-- START PROVIDED DATA --

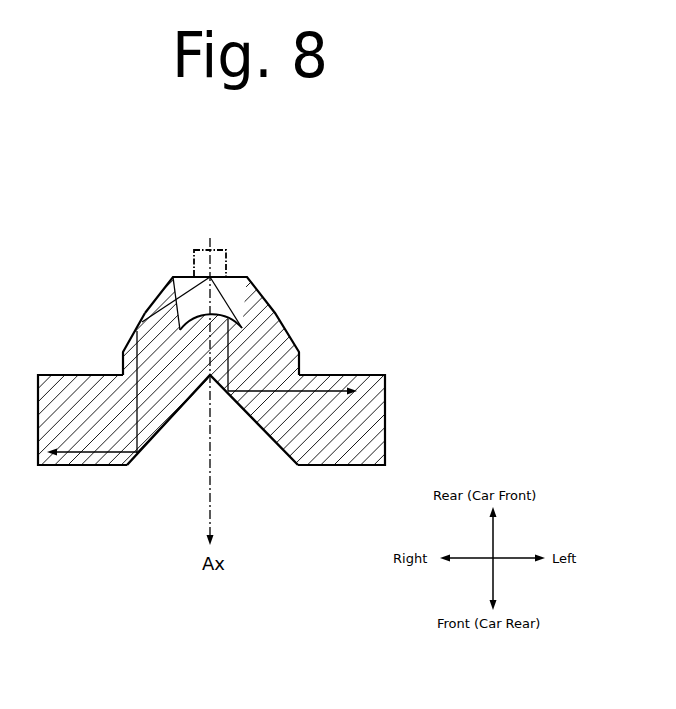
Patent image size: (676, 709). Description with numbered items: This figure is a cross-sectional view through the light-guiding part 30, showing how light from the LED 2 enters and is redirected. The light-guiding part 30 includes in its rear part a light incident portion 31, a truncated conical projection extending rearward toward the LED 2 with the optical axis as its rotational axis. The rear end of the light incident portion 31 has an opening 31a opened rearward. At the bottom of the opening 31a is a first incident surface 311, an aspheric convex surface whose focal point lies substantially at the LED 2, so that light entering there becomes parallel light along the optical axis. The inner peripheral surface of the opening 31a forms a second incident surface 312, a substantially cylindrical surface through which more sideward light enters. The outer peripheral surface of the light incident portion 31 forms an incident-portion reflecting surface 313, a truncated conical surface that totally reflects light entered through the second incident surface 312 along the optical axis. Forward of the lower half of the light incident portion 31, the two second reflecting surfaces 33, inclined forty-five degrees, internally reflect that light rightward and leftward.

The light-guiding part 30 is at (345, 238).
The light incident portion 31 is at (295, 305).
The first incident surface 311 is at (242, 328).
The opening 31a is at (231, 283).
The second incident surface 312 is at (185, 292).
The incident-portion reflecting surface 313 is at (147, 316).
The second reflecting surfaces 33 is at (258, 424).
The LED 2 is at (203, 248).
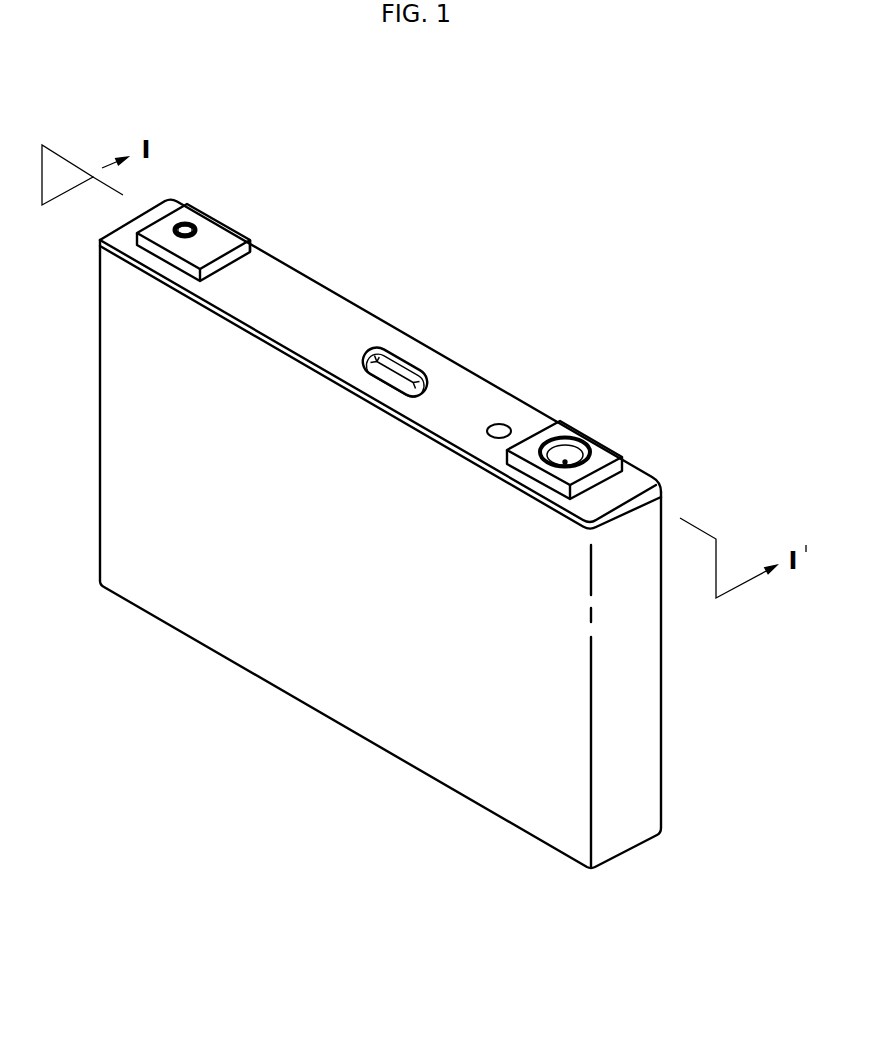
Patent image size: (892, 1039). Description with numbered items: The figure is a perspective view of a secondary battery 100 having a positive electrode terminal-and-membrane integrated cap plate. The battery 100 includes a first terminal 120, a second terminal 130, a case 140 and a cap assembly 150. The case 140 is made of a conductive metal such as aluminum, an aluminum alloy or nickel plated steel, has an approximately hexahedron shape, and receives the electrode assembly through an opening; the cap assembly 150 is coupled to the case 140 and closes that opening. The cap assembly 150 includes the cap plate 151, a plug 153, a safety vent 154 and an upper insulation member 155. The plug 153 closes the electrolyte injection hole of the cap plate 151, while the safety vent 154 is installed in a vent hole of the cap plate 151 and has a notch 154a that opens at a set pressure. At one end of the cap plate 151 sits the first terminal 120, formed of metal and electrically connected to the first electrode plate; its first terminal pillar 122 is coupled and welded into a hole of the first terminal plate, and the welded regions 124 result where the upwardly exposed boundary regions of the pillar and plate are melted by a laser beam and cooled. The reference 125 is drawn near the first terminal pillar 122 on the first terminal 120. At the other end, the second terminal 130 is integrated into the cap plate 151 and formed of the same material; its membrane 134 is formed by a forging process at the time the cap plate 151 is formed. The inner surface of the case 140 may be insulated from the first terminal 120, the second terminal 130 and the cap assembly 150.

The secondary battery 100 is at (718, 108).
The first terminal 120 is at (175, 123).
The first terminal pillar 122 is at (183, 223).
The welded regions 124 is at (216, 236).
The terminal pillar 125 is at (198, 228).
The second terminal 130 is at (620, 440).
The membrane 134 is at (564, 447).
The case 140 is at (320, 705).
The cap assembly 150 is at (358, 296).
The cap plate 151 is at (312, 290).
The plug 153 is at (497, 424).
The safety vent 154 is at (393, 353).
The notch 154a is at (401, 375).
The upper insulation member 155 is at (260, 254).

-- END PROVIDED DATA --
-- START PROVIDED DATA --

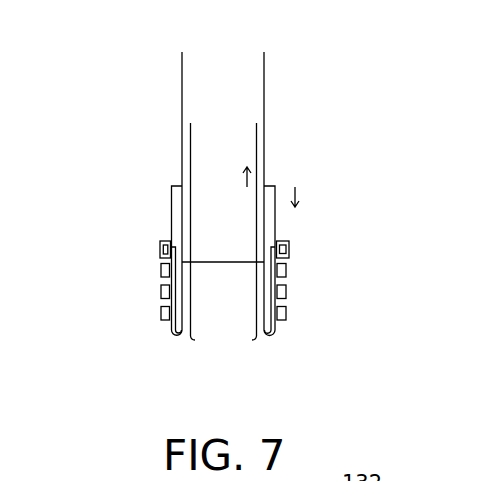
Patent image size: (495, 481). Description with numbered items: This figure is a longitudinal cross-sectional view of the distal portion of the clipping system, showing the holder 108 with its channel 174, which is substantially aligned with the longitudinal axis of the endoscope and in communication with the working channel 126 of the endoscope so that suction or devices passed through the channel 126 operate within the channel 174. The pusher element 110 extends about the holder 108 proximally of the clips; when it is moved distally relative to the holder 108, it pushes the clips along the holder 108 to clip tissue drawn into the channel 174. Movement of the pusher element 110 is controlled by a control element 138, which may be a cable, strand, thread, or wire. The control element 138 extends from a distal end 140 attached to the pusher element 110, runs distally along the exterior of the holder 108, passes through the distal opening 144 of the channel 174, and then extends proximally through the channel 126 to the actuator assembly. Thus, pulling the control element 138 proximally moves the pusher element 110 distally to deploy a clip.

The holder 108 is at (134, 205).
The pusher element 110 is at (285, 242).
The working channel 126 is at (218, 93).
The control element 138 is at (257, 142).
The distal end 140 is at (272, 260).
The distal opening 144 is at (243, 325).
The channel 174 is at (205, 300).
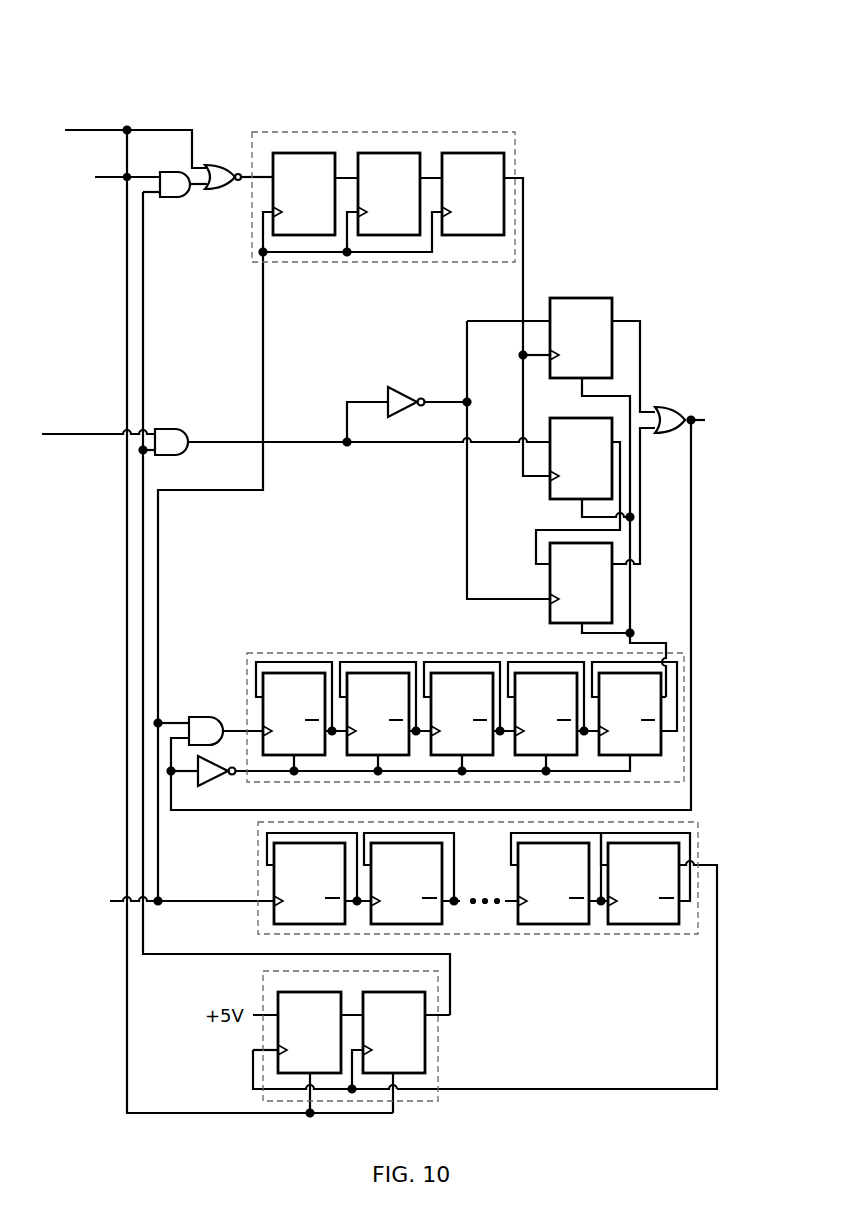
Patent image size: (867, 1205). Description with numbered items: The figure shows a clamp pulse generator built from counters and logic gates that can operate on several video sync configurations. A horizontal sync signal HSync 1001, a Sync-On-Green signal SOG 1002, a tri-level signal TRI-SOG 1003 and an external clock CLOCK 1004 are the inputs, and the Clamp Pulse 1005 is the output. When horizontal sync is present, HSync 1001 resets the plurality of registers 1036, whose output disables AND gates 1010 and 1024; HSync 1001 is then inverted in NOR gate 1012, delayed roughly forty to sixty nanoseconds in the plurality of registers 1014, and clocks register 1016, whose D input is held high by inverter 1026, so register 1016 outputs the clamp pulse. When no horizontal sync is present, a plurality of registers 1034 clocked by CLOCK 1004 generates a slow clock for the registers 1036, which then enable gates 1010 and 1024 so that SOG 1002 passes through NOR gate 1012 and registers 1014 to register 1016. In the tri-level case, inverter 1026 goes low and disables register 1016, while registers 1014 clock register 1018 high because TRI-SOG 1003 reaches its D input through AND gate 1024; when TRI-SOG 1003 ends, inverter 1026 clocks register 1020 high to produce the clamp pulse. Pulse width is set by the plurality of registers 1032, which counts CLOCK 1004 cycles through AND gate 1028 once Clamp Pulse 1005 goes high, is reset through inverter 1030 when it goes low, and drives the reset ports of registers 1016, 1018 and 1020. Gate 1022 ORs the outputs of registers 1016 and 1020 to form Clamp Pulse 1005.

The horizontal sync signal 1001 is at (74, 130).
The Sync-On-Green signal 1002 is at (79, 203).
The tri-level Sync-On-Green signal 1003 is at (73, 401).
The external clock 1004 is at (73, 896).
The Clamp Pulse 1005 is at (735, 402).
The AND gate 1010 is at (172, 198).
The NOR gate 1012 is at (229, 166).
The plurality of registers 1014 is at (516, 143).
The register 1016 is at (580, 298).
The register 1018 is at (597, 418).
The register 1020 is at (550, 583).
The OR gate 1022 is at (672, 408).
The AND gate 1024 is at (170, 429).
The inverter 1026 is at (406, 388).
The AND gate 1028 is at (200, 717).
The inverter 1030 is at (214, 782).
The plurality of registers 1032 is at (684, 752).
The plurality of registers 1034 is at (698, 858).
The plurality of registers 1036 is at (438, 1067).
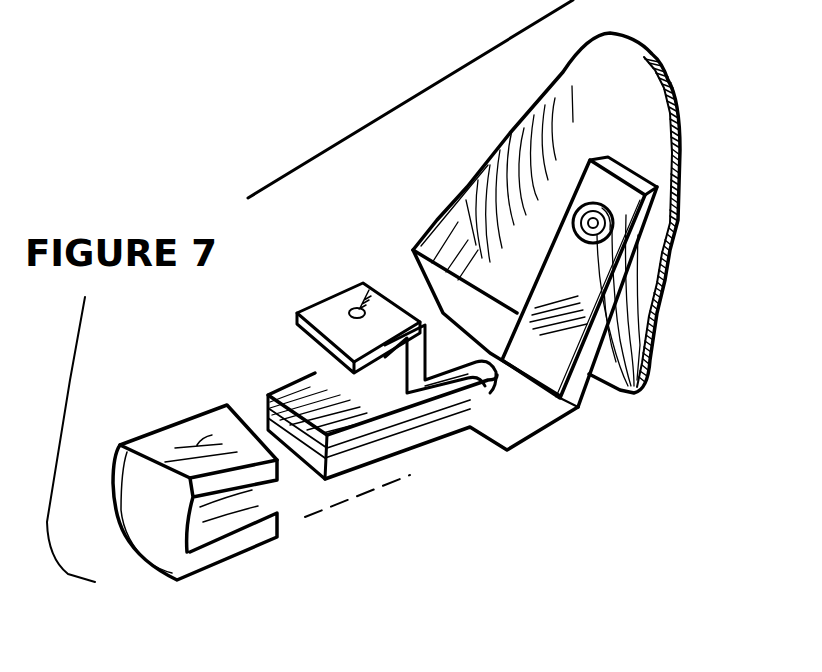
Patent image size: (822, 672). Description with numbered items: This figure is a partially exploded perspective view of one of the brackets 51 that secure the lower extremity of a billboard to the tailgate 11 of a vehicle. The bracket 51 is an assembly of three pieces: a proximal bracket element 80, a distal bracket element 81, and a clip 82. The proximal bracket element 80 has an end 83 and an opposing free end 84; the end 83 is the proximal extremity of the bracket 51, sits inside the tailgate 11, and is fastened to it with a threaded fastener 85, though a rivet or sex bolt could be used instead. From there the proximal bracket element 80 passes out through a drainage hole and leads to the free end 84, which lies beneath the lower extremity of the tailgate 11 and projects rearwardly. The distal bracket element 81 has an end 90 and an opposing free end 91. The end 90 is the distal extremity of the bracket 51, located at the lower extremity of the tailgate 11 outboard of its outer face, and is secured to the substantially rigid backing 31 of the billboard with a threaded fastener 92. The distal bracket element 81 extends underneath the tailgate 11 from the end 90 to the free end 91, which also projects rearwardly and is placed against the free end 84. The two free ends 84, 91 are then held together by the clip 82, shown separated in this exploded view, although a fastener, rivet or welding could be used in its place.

-- END PROVIDED DATA --

Reproduce verbatim the rows above from the line containing "Patent image size: (495, 481)." through the line containing "The holder 108 is at (134, 205).", with both of those lines included.

## TASK ANSWER
Patent image size: (495, 481). Description with numbered items: This figure is a longitudinal cross-sectional view of the distal portion of the clipping system, showing the holder 108 with its channel 174, which is substantially aligned with the longitudinal axis of the endoscope and in communication with the working channel 126 of the endoscope so that suction or devices passed through the channel 126 operate within the channel 174. The pusher element 110 extends about the holder 108 proximally of the clips; when it is moved distally relative to the holder 108, it pushes the clips along the holder 108 to clip tissue drawn into the channel 174. Movement of the pusher element 110 is controlled by a control element 138, which may be a cable, strand, thread, or wire. The control element 138 extends from a distal end 140 attached to the pusher element 110, runs distally along the exterior of the holder 108, passes through the distal opening 144 of the channel 174, and then extends proximally through the channel 126 to the actuator assembly. Thus, pulling the control element 138 proximally moves the pusher element 110 distally to deploy a clip.

The holder 108 is at (134, 205).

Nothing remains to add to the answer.